WHAT IS EXPECTED.
Output the data below in full, character for character.
──────── DATA IN THIS EXERCISE
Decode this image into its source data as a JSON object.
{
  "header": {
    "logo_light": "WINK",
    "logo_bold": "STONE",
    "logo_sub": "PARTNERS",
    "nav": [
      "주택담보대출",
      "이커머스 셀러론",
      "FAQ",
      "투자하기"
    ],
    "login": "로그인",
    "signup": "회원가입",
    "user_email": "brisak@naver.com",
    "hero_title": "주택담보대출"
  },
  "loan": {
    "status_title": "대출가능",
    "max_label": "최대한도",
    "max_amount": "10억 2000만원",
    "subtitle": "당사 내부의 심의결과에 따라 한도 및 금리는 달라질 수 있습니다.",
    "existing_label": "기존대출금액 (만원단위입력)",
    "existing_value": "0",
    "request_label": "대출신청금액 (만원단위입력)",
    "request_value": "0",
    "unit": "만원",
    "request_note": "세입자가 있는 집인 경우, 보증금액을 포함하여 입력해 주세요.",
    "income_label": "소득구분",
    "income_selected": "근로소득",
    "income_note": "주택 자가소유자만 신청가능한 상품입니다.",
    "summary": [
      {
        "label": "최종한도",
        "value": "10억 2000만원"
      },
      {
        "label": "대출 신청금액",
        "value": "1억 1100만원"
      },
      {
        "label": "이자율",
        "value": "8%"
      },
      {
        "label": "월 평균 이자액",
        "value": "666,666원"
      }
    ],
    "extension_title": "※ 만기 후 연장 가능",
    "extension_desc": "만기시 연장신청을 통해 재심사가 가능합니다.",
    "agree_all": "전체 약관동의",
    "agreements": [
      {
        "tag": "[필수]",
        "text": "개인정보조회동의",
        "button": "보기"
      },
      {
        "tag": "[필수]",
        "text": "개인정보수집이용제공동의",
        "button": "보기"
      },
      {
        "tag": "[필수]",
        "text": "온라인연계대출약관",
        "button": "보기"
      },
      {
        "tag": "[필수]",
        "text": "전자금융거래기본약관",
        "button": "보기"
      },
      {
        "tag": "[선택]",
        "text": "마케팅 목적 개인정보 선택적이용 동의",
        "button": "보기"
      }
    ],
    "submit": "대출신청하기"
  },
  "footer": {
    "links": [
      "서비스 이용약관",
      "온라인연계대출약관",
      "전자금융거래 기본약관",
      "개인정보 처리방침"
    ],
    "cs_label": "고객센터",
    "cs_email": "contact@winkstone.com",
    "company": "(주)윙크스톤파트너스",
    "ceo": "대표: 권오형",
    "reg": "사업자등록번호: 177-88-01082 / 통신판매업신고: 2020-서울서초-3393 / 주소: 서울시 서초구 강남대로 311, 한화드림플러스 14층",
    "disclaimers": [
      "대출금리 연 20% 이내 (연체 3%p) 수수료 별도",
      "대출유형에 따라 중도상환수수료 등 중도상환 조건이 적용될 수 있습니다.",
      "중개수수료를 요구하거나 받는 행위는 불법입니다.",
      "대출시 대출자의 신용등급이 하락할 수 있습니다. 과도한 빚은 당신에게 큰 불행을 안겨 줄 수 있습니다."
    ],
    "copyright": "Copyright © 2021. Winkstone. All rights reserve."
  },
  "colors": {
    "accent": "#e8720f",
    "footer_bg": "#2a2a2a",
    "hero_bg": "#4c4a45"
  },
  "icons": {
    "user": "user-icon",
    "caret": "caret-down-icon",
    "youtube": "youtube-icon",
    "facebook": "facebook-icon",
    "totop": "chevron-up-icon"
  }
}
────────────────
EXERCISE SOLUTION.
Decode this image into its source data as a JSON object.
{
  "header": {
    "logo_light": "WINK",
    "logo_bold": "STONE",
    "logo_sub": "PARTNERS",
    "nav": [
      "주택담보대출",
      "이커머스 셀러론",
      "FAQ",
      "투자하기"
    ],
    "login": "로그인",
    "signup": "회원가입",
    "user_email": "brisak@naver.com",
    "hero_title": "주택담보대출"
  },
  "loan": {
    "status_title": "대출가능",
    "max_label": "최대한도",
    "max_amount": "10억 2000만원",
    "subtitle": "당사 내부의 심의결과에 따라 한도 및 금리는 달라질 수 있습니다.",
    "existing_label": "기존대출금액 (만원단위입력)",
    "existing_value": "0",
    "request_label": "대출신청금액 (만원단위입력)",
    "request_value": "0",
    "unit": "만원",
    "request_note": "세입자가 있는 집인 경우, 보증금액을 포함하여 입력해 주세요.",
    "income_label": "소득구분",
    "income_selected": "근로소득",
    "income_note": "주택 자가소유자만 신청가능한 상품입니다.",
    "summary": [
      {
        "label": "최종한도",
        "value": "10억 2000만원"
      },
      {
        "label": "대출 신청금액",
        "value": "1억 1100만원"
      },
      {
        "label": "이자율",
        "value": "8%"
      },
      {
        "label": "월 평균 이자액",
        "value": "666,666원"
      }
    ],
    "extension_title": "※ 만기 후 연장 가능",
    "extension_desc": "만기시 연장신청을 통해 재심사가 가능합니다.",
    "agree_all": "전체 약관동의",
    "agreements": [
      {
        "tag": "[필수]",
        "text": "개인정보조회동의",
        "button": "보기"
      },
      {
        "tag": "[필수]",
        "text": "개인정보수집이용제공동의",
        "button": "보기"
      },
      {
        "tag": "[필수]",
        "text": "온라인연계대출약관",
        "button": "보기"
      },
      {
        "tag": "[필수]",
        "text": "전자금융거래기본약관",
        "button": "보기"
      },
      {
        "tag": "[선택]",
        "text": "마케팅 목적 개인정보 선택적이용 동의",
        "button": "보기"
      }
    ],
    "submit": "대출신청하기"
  },
  "footer": {
    "links": [
      "서비스 이용약관",
      "온라인연계대출약관",
      "전자금융거래 기본약관",
      "개인정보 처리방침"
    ],
    "cs_label": "고객센터",
    "cs_email": "contact@winkstone.com",
    "company": "(주)윙크스톤파트너스",
    "ceo": "대표: 권오형",
    "reg": "사업자등록번호: 177-88-01082 / 통신판매업신고: 2020-서울서초-3393 / 주소: 서울시 서초구 강남대로 311, 한화드림플러스 14층",
    "disclaimers": [
      "대출금리 연 20% 이내 (연체 3%p) 수수료 별도",
      "대출유형에 따라 중도상환수수료 등 중도상환 조건이 적용될 수 있습니다.",
      "중개수수료를 요구하거나 받는 행위는 불법입니다.",
      "대출시 대출자의 신용등급이 하락할 수 있습니다. 과도한 빚은 당신에게 큰 불행을 안겨 줄 수 있습니다."
    ],
    "copyright": "Copyright © 2021. Winkstone. All rights reserve."
  },
  "colors": {
    "accent": "#e8720f",
    "footer_bg": "#2a2a2a",
    "hero_bg": "#4c4a45"
  },
  "icons": {
    "user": "user-icon",
    "caret": "caret-down-icon",
    "youtube": "youtube-icon",
    "facebook": "facebook-icon",
    "totop": "chevron-up-icon"
  }
}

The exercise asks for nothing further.